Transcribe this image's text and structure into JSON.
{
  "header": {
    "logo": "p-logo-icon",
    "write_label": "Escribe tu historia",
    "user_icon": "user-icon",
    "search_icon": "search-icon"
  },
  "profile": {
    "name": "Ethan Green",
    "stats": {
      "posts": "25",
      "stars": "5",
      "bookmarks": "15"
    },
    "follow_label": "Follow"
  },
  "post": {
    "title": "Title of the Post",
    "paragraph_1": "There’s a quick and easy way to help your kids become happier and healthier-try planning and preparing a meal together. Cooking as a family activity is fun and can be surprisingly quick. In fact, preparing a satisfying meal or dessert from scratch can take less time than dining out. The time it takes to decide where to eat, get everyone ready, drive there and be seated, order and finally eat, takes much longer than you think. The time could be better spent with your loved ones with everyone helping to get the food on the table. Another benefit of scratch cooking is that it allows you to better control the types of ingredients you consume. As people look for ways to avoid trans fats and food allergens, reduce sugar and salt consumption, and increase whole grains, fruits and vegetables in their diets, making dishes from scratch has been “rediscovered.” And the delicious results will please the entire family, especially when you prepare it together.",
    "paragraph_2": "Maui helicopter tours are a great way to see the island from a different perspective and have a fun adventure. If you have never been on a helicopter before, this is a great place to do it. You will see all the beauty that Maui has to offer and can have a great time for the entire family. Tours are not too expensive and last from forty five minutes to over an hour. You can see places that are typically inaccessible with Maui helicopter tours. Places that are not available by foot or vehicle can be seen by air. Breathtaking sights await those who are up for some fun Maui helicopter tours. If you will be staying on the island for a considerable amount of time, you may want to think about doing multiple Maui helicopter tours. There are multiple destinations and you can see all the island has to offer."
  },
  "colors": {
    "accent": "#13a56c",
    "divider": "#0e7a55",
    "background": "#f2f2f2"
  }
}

[YOUR OBJECTIVE] Extract every record and return it verbatim.

[CORRECT RESULT]
Transcribe this image's text and structure into JSON.
{
  "header": {
    "logo": "p-logo-icon",
    "write_label": "Escribe tu historia",
    "user_icon": "user-icon",
    "search_icon": "search-icon"
  },
  "profile": {
    "name": "Ethan Green",
    "stats": {
      "posts": "25",
      "stars": "5",
      "bookmarks": "15"
    },
    "follow_label": "Follow"
  },
  "post": {
    "title": "Title of the Post",
    "paragraph_1": "There’s a quick and easy way to help your kids become happier and healthier-try planning and preparing a meal together. Cooking as a family activity is fun and can be surprisingly quick. In fact, preparing a satisfying meal or dessert from scratch can take less time than dining out. The time it takes to decide where to eat, get everyone ready, drive there and be seated, order and finally eat, takes much longer than you think. The time could be better spent with your loved ones with everyone helping to get the food on the table. Another benefit of scratch cooking is that it allows you to better control the types of ingredients you consume. As people look for ways to avoid trans fats and food allergens, reduce sugar and salt consumption, and increase whole grains, fruits and vegetables in their diets, making dishes from scratch has been “rediscovered.” And the delicious results will please the entire family, especially when you prepare it together.",
    "paragraph_2": "Maui helicopter tours are a great way to see the island from a different perspective and have a fun adventure. If you have never been on a helicopter before, this is a great place to do it. You will see all the beauty that Maui has to offer and can have a great time for the entire family. Tours are not too expensive and last from forty five minutes to over an hour. You can see places that are typically inaccessible with Maui helicopter tours. Places that are not available by foot or vehicle can be seen by air. Breathtaking sights await those who are up for some fun Maui helicopter tours. If you will be staying on the island for a considerable amount of time, you may want to think about doing multiple Maui helicopter tours. There are multiple destinations and you can see all the island has to offer."
  },
  "colors": {
    "accent": "#13a56c",
    "divider": "#0e7a55",
    "background": "#f2f2f2"
  }
}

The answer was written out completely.